Stored records
_ _ _ _

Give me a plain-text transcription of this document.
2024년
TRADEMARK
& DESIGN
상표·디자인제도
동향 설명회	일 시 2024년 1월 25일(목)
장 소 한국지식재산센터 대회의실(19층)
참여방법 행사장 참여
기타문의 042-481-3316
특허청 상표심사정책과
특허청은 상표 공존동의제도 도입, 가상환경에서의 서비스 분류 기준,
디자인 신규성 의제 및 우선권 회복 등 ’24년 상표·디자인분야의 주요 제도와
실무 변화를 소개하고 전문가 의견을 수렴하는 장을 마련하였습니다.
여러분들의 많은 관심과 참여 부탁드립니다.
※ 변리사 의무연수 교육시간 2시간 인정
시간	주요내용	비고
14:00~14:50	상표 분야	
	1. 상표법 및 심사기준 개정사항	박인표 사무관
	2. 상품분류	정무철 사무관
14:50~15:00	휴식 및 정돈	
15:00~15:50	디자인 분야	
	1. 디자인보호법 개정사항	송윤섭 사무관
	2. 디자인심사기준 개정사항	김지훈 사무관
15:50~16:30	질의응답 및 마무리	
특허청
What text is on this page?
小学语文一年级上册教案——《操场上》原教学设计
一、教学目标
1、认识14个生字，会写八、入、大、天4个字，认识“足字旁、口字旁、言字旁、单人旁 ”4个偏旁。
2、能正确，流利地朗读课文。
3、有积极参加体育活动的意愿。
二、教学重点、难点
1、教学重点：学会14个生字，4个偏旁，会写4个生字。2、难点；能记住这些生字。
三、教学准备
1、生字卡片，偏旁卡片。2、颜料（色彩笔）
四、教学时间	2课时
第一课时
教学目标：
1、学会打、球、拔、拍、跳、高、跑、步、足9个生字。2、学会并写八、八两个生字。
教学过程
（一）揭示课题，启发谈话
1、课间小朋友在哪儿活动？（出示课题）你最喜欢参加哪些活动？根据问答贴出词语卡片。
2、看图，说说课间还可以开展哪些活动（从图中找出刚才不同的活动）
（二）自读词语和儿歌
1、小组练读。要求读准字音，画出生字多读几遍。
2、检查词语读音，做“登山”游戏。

_ _ _ _

◆ Brief
Take the entries and copy them out exactly.

◆ Exercise answer
Give me a plain-text transcription of this document.
2024년
TRADEMARK
& DESIGN
상표·디자인제도
동향 설명회	일 시 2024년 1월 25일(목)
장 소 한국지식재산센터 대회의실(19층)
참여방법 행사장 참여
기타문의 042-481-3316
특허청 상표심사정책과
특허청은 상표 공존동의제도 도입, 가상환경에서의 서비스 분류 기준,
디자인 신규성 의제 및 우선권 회복 등 ’24년 상표·디자인분야의 주요 제도와
실무 변화를 소개하고 전문가 의견을 수렴하는 장을 마련하였습니다.
여러분들의 많은 관심과 참여 부탁드립니다.
※ 변리사 의무연수 교육시간 2시간 인정
시간	주요내용	비고
14:00~14:50	상표 분야	
	1. 상표법 및 심사기준 개정사항	박인표 사무관
	2. 상품분류	정무철 사무관
14:50~15:00	휴식 및 정돈	
15:00~15:50	디자인 분야	
	1. 디자인보호법 개정사항	송윤섭 사무관
	2. 디자인심사기준 개정사항	김지훈 사무관
15:50~16:30	질의응답 및 마무리	
특허청
What text is on this page?
小学语文一年级上册教案——《操场上》原教学设计
一、教学目标
1、认识14个生字，会写八、入、大、天4个字，认识“足字旁、口字旁、言字旁、单人旁 ”4个偏旁。
2、能正确，流利地朗读课文。
3、有积极参加体育活动的意愿。
二、教学重点、难点
1、教学重点：学会14个生字，4个偏旁，会写4个生字。2、难点；能记住这些生字。
三、教学准备
1、生字卡片，偏旁卡片。2、颜料（色彩笔）
四、教学时间	2课时
第一课时
教学目标：
1、学会打、球、拔、拍、跳、高、跑、步、足9个生字。2、学会并写八、八两个生字。
教学过程
（一）揭示课题，启发谈话
1、课间小朋友在哪儿活动？（出示课题）你最喜欢参加哪些活动？根据问答贴出词语卡片。
2、看图，说说课间还可以开展哪些活动（从图中找出刚才不同的活动）
（二）自读词语和儿歌
1、小组练读。要求读准字音，画出生字多读几遍。
2、检查词语读音，做“登山”游戏。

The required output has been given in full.